--- START OF Stored data ---
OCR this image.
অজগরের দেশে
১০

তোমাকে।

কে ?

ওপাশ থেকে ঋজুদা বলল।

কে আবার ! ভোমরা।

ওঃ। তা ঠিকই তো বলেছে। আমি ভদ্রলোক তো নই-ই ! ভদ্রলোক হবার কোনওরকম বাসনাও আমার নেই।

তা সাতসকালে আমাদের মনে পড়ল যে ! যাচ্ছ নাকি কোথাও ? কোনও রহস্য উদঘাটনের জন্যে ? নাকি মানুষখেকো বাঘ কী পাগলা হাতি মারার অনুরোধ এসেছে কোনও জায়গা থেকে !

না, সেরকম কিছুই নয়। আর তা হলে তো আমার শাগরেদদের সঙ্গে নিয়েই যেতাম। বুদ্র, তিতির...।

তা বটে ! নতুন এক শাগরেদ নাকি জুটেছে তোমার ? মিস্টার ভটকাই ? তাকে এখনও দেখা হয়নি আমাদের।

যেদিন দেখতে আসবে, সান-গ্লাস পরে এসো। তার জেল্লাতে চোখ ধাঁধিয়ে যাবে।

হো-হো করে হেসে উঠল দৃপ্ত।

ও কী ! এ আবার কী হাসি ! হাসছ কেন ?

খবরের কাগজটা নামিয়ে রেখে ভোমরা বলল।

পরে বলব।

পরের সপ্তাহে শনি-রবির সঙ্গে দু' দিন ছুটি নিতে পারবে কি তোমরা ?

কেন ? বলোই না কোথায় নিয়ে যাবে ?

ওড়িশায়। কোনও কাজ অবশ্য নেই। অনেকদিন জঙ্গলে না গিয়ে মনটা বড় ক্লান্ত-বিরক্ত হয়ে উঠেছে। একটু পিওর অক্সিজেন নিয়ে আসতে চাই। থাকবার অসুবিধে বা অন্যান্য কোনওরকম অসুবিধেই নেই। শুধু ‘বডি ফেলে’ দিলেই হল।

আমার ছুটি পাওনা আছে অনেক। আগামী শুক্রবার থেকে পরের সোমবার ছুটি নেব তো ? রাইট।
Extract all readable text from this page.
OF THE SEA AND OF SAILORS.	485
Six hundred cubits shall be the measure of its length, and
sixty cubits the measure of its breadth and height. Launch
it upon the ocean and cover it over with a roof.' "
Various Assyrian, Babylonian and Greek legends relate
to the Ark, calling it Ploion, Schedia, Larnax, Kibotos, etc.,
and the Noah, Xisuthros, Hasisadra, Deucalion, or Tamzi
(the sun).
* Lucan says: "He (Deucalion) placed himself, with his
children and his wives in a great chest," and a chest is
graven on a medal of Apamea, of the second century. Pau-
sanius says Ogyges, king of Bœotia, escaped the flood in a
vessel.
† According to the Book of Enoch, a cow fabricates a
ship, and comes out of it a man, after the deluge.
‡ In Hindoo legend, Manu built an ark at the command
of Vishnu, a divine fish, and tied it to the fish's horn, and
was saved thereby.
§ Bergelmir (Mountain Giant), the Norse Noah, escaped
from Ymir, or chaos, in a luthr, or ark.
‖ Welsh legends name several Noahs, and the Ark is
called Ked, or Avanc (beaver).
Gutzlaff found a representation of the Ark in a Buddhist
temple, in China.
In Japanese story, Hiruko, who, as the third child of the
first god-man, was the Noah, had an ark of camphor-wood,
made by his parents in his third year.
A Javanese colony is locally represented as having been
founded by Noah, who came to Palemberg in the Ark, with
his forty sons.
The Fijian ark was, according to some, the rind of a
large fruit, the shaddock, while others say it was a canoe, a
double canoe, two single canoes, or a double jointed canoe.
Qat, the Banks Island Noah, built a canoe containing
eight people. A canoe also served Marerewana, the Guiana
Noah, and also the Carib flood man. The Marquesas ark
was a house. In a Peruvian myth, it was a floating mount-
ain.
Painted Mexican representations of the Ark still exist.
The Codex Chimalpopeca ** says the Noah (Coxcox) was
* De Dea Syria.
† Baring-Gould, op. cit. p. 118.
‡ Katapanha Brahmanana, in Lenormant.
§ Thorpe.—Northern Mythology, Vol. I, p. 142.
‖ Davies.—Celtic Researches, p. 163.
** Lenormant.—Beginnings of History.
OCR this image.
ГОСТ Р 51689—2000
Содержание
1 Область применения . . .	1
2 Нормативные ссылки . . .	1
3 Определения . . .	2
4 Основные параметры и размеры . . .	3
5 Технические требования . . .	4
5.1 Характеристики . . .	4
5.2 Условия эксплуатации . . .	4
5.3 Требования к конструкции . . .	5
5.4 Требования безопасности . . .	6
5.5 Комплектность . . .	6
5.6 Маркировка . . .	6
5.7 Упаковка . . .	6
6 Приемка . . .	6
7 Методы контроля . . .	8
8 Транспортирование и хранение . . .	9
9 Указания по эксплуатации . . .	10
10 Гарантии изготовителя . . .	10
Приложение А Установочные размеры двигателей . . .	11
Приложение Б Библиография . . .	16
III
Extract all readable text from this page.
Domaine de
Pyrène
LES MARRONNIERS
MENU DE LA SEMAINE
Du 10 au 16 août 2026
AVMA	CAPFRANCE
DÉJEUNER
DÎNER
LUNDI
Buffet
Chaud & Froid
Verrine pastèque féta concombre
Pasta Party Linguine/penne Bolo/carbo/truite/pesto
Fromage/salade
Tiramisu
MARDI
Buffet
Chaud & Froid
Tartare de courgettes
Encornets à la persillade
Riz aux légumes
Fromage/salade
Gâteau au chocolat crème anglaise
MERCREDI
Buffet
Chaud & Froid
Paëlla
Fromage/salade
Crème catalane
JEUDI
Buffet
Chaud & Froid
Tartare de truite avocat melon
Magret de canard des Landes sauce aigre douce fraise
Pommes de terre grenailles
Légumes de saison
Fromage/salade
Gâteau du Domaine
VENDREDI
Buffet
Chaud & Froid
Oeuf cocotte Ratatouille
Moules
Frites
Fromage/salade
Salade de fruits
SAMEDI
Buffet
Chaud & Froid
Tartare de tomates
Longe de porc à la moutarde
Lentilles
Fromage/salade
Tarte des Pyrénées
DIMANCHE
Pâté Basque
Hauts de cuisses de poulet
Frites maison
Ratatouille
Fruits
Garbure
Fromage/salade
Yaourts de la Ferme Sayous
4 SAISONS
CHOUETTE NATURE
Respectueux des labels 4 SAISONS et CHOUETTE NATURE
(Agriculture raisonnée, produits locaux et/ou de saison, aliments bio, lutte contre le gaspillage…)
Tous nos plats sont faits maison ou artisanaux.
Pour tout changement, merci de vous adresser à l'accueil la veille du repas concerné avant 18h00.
--- END OF Stored data ---
> _Work required_
Look through the entries above; copy each line where the string "Lenormant" appears.

> _Response to the task_
‡ Katapanha Brahmanana, in Lenormant.
** Lenormant.—Beginnings of History.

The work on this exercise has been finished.